# Exercise prompt
From the data that follows, copy every line holding the string "will".

====== Stored rows ======

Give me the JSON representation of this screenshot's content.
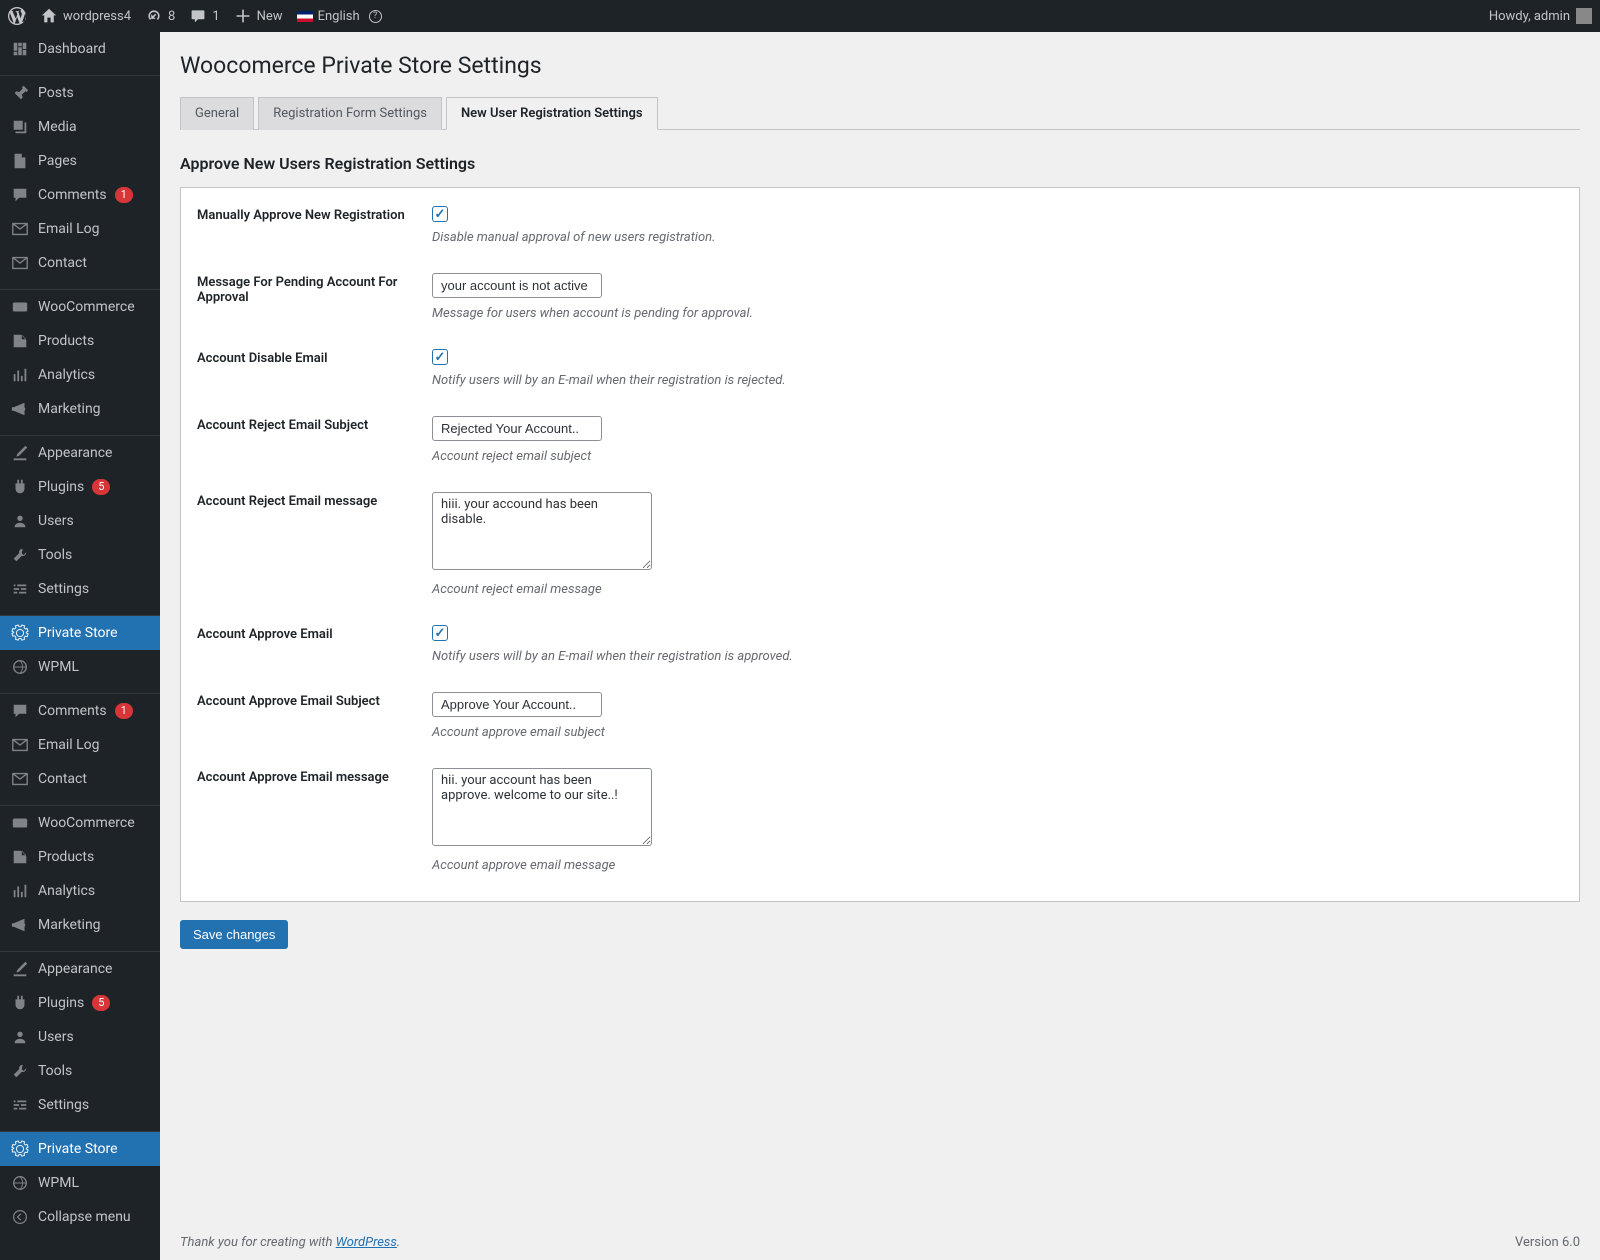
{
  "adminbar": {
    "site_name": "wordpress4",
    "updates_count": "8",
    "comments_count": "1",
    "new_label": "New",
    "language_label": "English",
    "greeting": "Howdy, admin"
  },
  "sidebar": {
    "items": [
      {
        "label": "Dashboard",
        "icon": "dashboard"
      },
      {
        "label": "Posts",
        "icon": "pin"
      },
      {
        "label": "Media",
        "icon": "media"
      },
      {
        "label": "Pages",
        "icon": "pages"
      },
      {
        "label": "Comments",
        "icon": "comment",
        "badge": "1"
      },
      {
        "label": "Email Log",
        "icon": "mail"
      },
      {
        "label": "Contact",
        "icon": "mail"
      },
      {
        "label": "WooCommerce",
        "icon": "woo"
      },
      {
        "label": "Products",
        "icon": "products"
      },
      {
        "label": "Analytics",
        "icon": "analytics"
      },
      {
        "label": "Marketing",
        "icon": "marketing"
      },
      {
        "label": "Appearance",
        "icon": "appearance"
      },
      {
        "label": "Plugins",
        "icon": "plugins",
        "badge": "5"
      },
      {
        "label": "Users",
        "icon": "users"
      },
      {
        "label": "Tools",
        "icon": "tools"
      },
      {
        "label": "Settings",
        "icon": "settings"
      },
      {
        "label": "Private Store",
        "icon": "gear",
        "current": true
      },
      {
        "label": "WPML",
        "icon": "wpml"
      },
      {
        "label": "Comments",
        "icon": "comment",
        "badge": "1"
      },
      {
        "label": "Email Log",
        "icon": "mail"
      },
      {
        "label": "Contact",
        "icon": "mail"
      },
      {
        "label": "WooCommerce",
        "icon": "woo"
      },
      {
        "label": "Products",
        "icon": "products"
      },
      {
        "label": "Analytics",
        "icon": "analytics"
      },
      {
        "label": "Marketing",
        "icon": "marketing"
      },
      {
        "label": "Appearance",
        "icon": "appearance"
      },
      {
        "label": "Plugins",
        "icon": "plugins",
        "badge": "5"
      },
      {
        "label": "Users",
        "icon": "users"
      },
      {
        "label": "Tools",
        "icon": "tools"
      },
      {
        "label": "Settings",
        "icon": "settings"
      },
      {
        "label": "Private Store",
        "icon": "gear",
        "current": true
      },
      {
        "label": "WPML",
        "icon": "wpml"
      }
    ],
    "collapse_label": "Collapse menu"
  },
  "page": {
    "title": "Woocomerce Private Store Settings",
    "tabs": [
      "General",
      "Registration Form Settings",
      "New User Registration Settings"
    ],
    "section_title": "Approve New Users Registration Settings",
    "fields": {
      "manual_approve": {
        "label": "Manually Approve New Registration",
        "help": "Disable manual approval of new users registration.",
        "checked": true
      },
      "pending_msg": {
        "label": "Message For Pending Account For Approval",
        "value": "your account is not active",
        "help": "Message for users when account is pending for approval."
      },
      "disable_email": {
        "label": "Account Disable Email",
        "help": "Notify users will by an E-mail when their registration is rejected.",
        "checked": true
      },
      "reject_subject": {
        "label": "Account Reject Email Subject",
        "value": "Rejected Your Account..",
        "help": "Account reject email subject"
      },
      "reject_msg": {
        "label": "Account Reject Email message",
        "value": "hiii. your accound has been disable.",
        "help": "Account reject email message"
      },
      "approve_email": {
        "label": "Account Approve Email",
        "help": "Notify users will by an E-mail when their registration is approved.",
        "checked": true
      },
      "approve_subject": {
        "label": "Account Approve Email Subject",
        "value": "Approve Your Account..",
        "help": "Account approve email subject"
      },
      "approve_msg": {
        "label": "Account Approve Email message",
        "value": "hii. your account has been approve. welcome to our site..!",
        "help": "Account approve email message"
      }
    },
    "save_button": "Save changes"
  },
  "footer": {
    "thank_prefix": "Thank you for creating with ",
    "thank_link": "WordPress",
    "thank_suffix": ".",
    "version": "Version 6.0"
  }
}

======
====== Stored rows ======

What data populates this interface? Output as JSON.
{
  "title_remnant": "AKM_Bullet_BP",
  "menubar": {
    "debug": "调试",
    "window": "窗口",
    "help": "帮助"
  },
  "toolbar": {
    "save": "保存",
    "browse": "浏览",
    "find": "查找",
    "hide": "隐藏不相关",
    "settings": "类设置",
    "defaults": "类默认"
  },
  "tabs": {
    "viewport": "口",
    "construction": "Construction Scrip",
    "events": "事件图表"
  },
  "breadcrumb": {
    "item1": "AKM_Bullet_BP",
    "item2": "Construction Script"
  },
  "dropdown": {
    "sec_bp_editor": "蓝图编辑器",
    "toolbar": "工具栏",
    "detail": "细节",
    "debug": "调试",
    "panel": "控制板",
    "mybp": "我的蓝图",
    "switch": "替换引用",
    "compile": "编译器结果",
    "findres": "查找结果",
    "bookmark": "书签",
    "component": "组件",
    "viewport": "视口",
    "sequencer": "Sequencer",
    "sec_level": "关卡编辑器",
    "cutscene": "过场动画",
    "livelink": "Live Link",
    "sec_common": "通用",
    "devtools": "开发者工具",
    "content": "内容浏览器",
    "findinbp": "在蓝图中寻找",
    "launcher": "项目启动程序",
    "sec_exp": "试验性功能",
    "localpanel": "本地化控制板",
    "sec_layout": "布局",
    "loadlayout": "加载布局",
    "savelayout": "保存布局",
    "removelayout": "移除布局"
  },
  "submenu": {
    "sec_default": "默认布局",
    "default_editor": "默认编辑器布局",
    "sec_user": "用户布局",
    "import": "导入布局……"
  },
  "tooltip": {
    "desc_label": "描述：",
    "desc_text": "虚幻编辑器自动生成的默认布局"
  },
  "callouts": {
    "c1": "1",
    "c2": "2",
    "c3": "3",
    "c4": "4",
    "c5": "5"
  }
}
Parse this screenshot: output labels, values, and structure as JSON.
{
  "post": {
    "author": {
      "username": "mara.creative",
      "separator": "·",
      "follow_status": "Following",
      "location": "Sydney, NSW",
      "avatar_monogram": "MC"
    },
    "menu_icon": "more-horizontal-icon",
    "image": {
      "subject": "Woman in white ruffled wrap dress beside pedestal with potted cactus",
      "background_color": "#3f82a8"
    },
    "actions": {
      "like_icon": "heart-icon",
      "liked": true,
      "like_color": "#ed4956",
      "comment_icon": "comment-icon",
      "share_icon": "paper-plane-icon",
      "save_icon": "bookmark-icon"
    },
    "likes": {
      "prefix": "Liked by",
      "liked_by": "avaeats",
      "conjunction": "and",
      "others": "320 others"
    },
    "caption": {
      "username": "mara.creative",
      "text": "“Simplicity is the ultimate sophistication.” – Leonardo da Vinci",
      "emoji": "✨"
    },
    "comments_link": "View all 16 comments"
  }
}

======
====== Stored rows ======

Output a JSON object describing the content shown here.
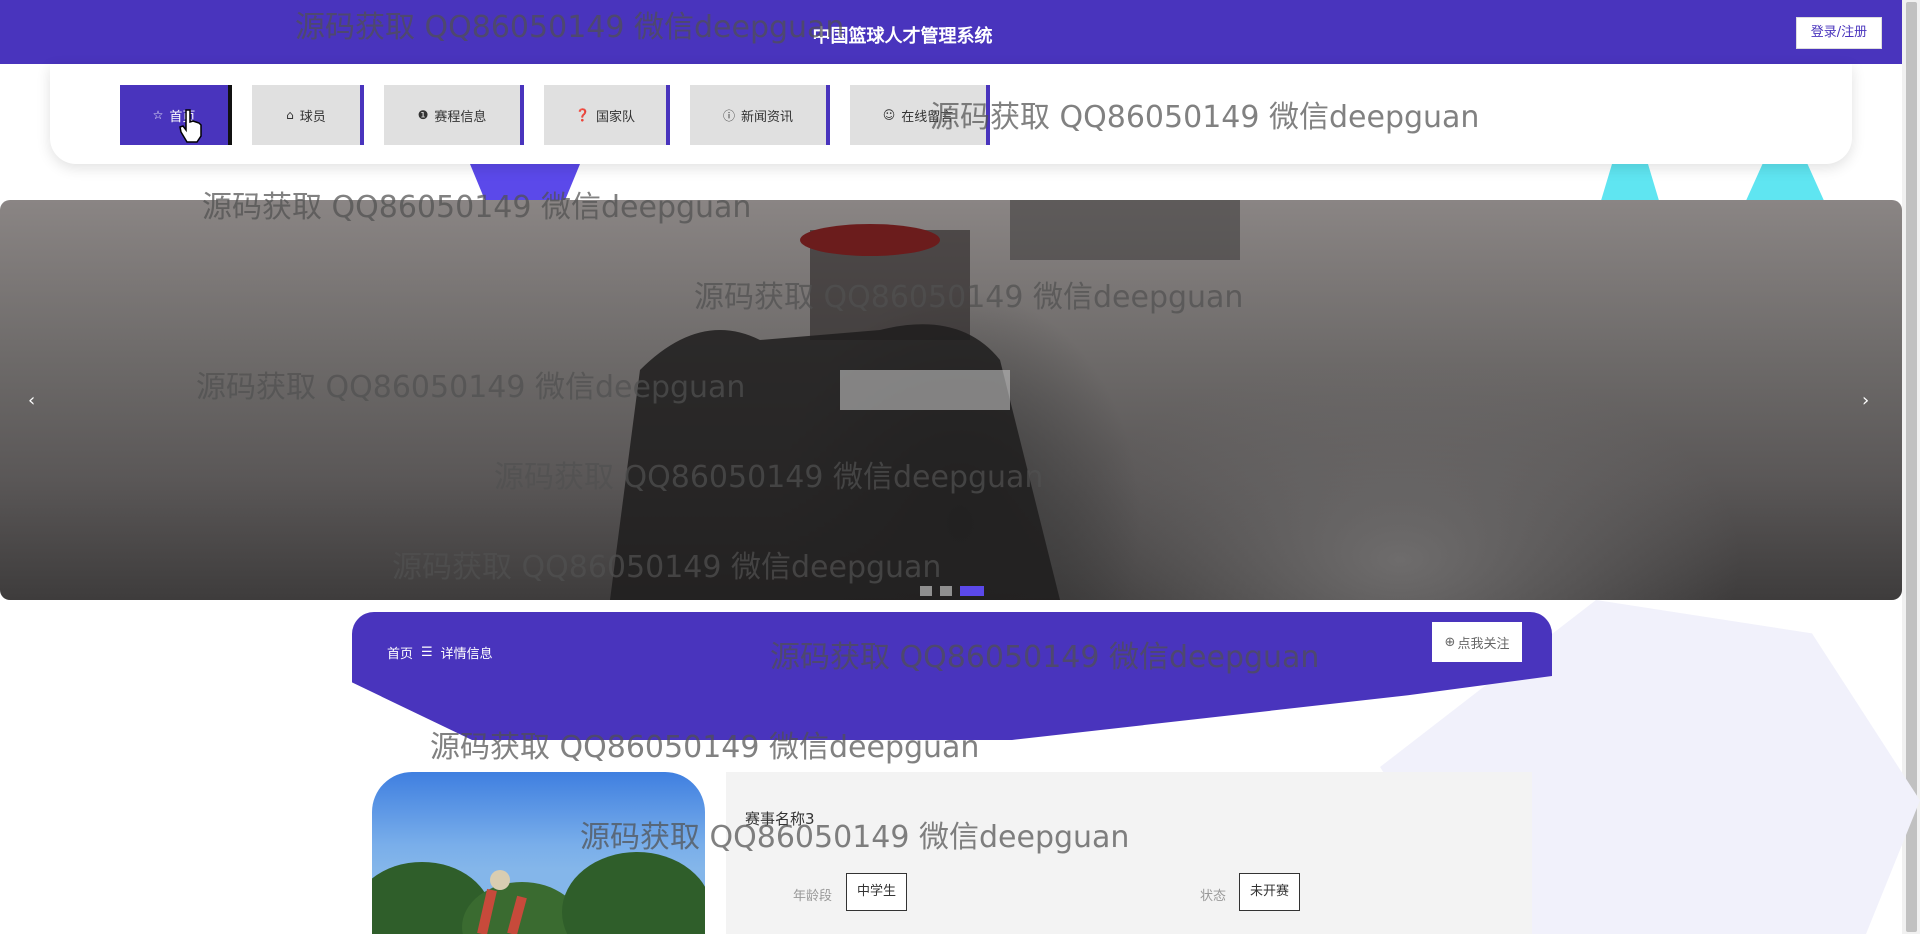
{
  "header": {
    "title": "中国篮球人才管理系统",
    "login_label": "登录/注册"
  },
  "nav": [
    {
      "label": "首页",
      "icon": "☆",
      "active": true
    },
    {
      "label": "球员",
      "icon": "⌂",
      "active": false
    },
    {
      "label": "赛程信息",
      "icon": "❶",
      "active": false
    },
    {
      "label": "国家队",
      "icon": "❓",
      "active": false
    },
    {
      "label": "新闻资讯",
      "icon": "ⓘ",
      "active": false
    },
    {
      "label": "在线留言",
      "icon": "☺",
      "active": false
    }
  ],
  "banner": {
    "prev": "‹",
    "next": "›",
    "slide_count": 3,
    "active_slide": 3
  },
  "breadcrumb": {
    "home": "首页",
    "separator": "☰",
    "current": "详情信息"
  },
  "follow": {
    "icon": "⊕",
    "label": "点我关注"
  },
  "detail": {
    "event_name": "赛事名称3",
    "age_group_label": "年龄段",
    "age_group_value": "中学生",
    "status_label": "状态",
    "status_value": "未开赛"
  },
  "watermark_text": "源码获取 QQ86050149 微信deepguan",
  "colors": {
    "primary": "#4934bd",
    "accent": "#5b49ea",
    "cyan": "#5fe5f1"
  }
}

======

# Exercise answer
        "help": "Notify users will by an E-mail when their registration is rejected.",
        "help": "Notify users will by an E-mail when their registration is approved.",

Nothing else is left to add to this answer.